> **SHORT TASK**
Pick out each line of the records in which the word "text" appears.

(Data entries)
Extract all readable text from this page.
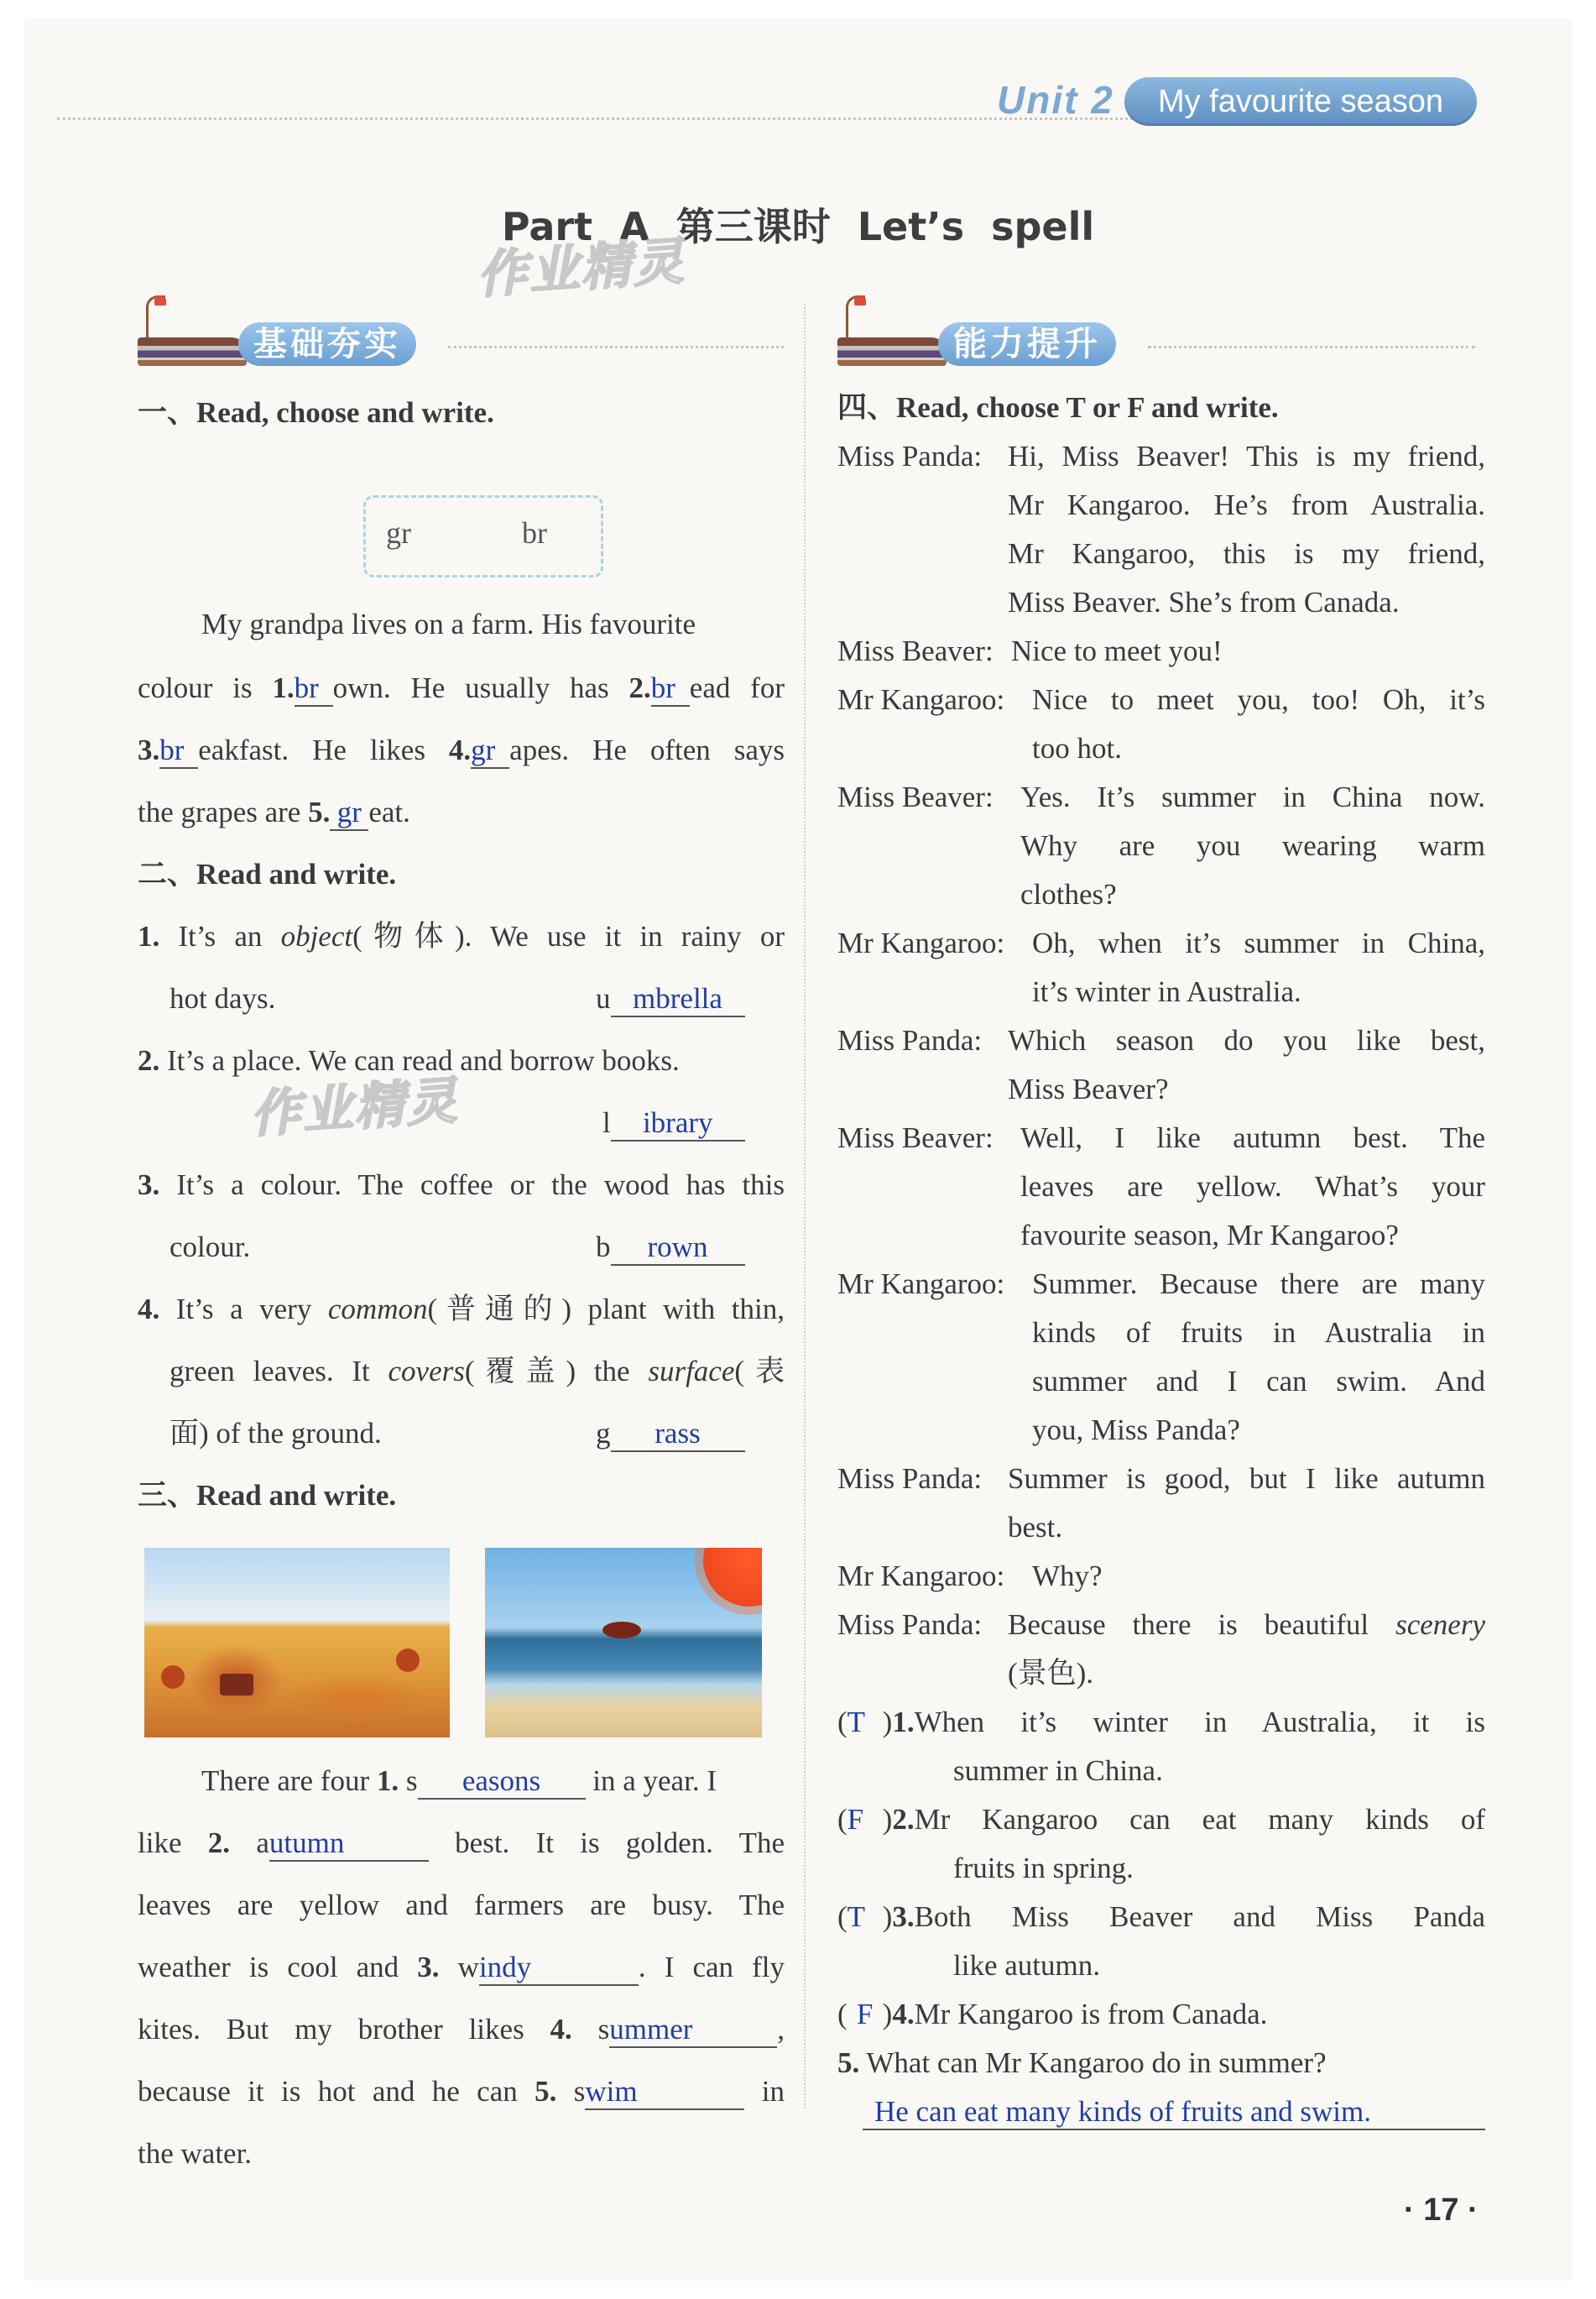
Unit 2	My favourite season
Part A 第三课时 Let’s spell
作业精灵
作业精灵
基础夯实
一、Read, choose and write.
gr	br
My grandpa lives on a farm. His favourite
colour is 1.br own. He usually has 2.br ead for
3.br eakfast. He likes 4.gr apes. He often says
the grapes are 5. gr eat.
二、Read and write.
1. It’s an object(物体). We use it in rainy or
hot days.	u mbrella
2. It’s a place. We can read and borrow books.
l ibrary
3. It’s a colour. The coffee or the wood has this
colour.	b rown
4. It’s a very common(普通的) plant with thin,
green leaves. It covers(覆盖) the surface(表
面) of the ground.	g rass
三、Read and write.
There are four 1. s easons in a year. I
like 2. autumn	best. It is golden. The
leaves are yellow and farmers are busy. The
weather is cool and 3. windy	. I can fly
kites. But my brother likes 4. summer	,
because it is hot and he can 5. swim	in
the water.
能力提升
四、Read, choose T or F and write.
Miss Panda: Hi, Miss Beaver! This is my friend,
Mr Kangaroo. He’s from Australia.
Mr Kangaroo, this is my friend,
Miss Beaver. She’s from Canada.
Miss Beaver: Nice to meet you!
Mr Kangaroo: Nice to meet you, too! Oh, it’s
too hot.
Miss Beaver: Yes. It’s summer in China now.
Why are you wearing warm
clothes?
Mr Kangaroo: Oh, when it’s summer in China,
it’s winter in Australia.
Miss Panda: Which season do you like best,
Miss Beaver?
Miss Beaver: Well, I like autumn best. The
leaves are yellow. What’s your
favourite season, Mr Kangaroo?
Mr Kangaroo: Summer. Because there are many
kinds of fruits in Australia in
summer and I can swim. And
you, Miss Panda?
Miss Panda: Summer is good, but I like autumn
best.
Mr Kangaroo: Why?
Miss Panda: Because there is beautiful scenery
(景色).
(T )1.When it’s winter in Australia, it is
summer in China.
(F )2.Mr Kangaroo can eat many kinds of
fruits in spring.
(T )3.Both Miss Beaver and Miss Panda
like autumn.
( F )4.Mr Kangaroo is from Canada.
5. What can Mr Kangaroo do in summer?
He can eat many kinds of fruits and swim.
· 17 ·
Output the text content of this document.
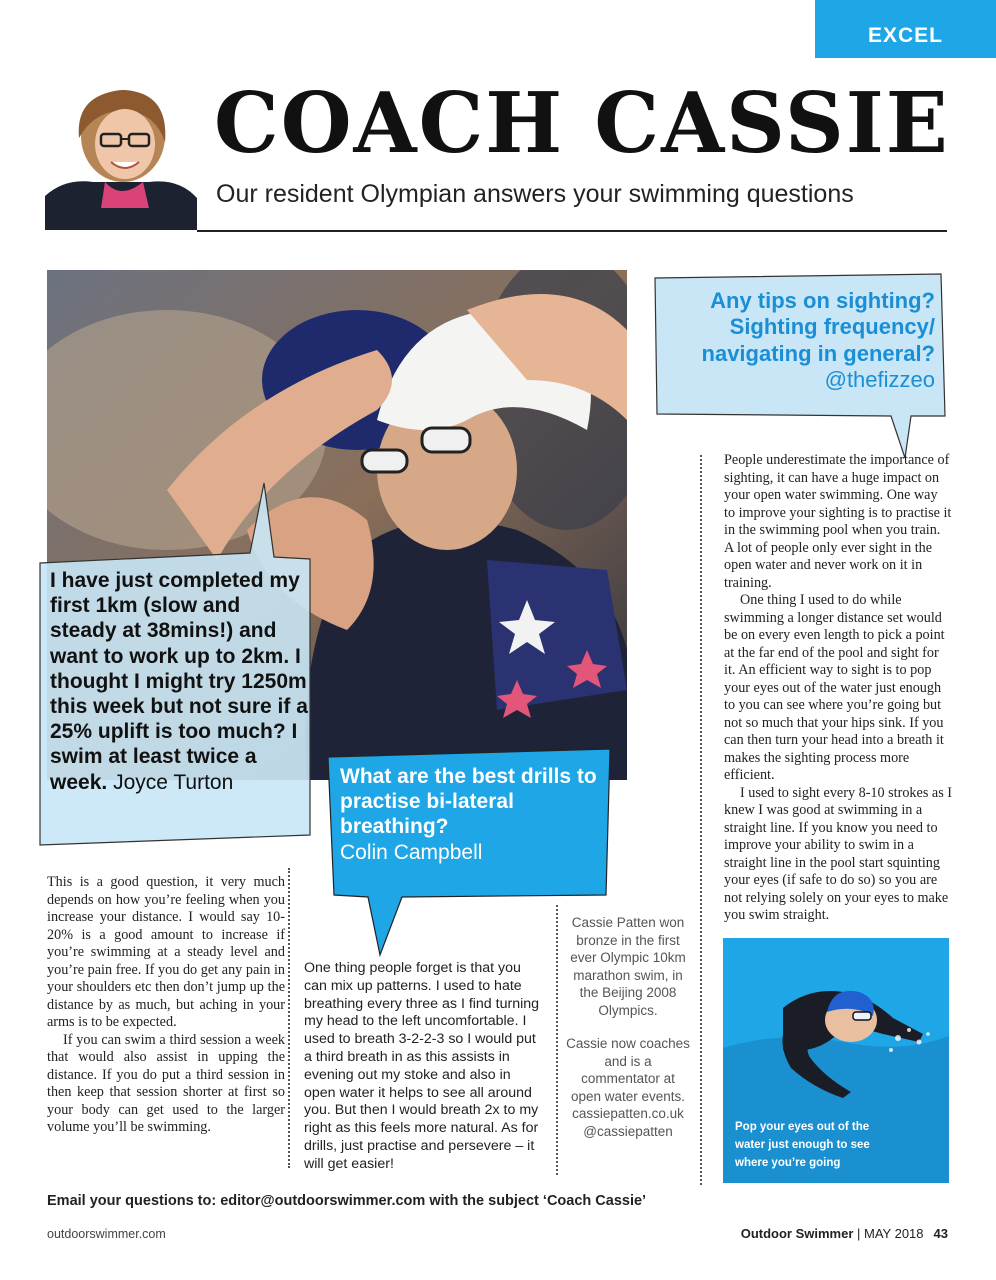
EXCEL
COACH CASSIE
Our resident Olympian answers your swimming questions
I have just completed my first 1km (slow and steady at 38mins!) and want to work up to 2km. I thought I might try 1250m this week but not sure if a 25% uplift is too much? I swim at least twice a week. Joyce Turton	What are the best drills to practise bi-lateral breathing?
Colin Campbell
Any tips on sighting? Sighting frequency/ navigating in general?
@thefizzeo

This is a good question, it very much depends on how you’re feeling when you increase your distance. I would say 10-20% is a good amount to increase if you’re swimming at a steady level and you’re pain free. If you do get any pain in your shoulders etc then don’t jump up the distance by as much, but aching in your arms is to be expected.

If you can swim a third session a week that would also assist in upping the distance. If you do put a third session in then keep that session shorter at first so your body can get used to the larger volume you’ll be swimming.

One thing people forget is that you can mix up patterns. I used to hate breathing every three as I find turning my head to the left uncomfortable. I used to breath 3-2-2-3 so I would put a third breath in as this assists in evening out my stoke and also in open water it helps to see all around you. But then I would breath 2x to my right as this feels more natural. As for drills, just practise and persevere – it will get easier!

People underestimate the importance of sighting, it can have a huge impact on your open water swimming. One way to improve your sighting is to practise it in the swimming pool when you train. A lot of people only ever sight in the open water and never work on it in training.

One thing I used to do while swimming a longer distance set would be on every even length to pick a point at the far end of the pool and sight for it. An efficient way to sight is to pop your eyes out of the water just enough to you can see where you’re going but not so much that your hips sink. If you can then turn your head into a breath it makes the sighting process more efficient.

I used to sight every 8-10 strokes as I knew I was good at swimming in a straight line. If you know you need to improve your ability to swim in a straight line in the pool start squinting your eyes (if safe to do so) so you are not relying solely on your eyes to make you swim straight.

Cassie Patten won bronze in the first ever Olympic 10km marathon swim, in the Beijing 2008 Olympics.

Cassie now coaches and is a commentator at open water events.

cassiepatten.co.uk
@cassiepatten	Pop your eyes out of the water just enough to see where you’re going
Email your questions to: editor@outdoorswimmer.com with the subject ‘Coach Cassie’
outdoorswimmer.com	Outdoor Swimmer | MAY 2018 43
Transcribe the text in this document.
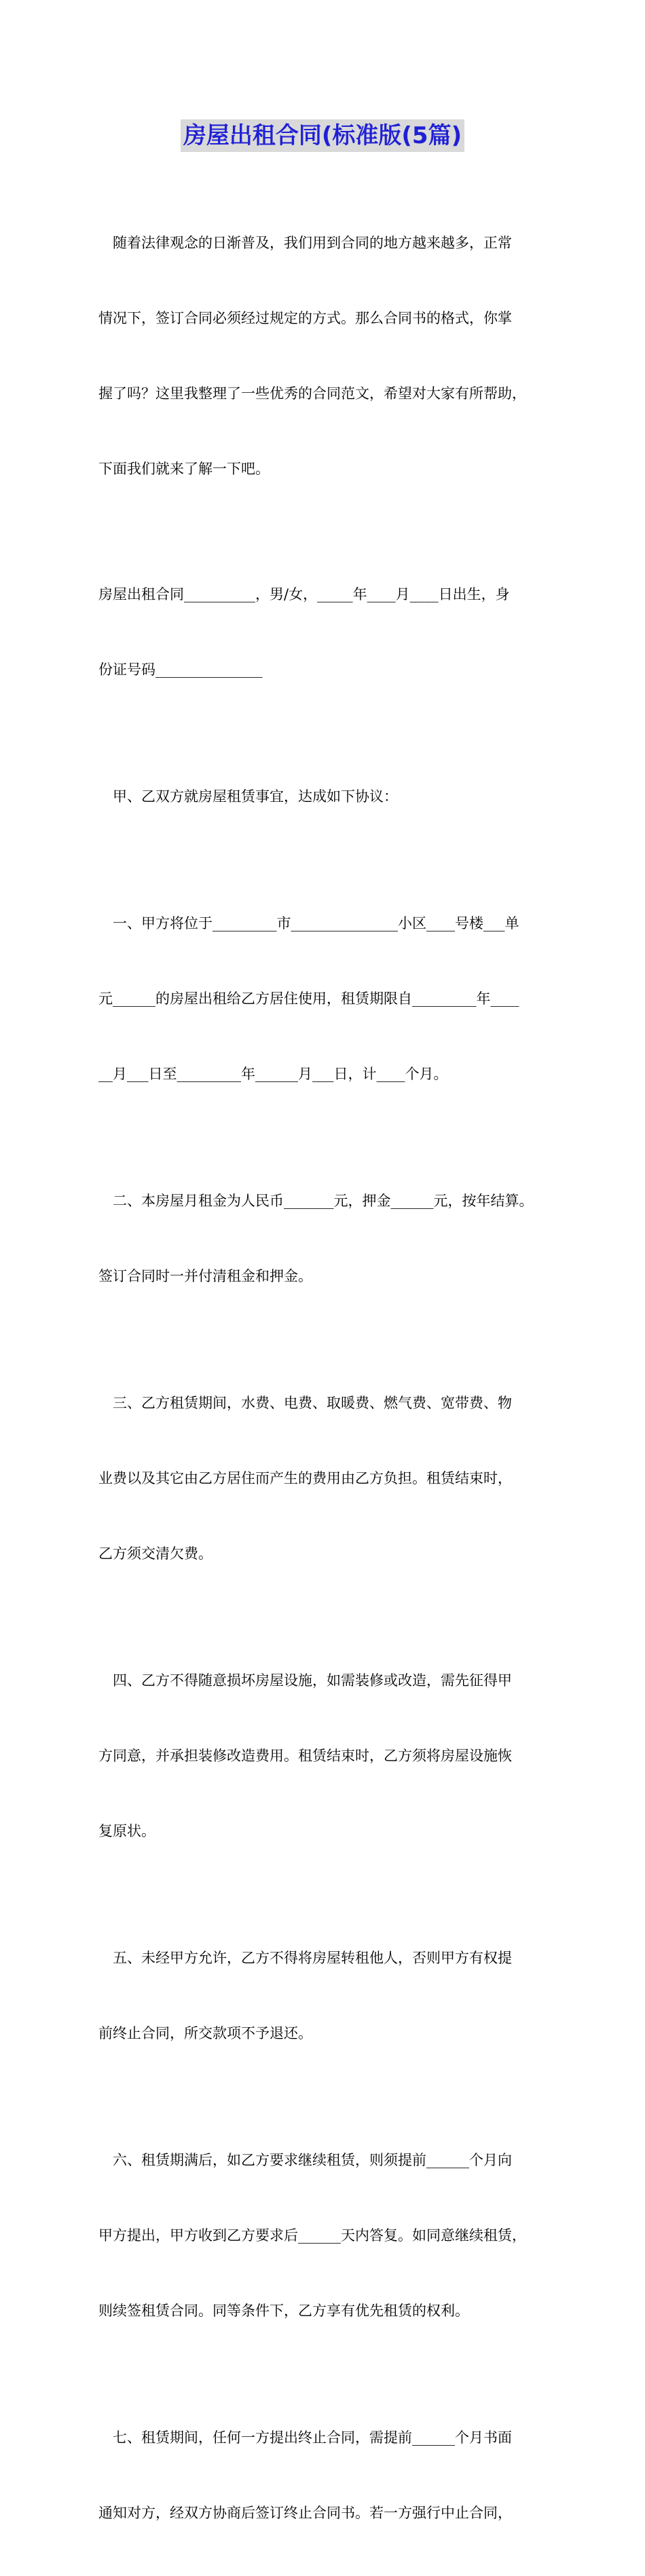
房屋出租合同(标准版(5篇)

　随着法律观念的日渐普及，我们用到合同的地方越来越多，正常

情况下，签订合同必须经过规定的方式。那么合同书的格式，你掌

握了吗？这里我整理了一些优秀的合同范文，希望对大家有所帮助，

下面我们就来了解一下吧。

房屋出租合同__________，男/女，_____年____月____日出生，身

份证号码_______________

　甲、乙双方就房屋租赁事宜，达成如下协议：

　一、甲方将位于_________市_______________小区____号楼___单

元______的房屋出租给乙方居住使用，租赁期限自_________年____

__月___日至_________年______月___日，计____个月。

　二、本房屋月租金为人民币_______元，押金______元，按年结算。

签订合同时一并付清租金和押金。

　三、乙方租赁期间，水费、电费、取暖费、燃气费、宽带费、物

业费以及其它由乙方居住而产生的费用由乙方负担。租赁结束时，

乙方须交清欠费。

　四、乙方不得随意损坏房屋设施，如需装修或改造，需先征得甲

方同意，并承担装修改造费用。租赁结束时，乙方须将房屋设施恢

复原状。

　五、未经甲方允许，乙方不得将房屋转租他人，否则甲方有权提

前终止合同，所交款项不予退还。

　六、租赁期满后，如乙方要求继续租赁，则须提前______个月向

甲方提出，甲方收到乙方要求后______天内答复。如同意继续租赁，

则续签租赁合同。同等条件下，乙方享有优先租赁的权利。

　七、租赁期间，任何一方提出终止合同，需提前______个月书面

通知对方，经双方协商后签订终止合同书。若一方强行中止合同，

> **SOLUTION**
Extract all readable text from this page.
Output the text content of this document.
Transcribe the text in this document.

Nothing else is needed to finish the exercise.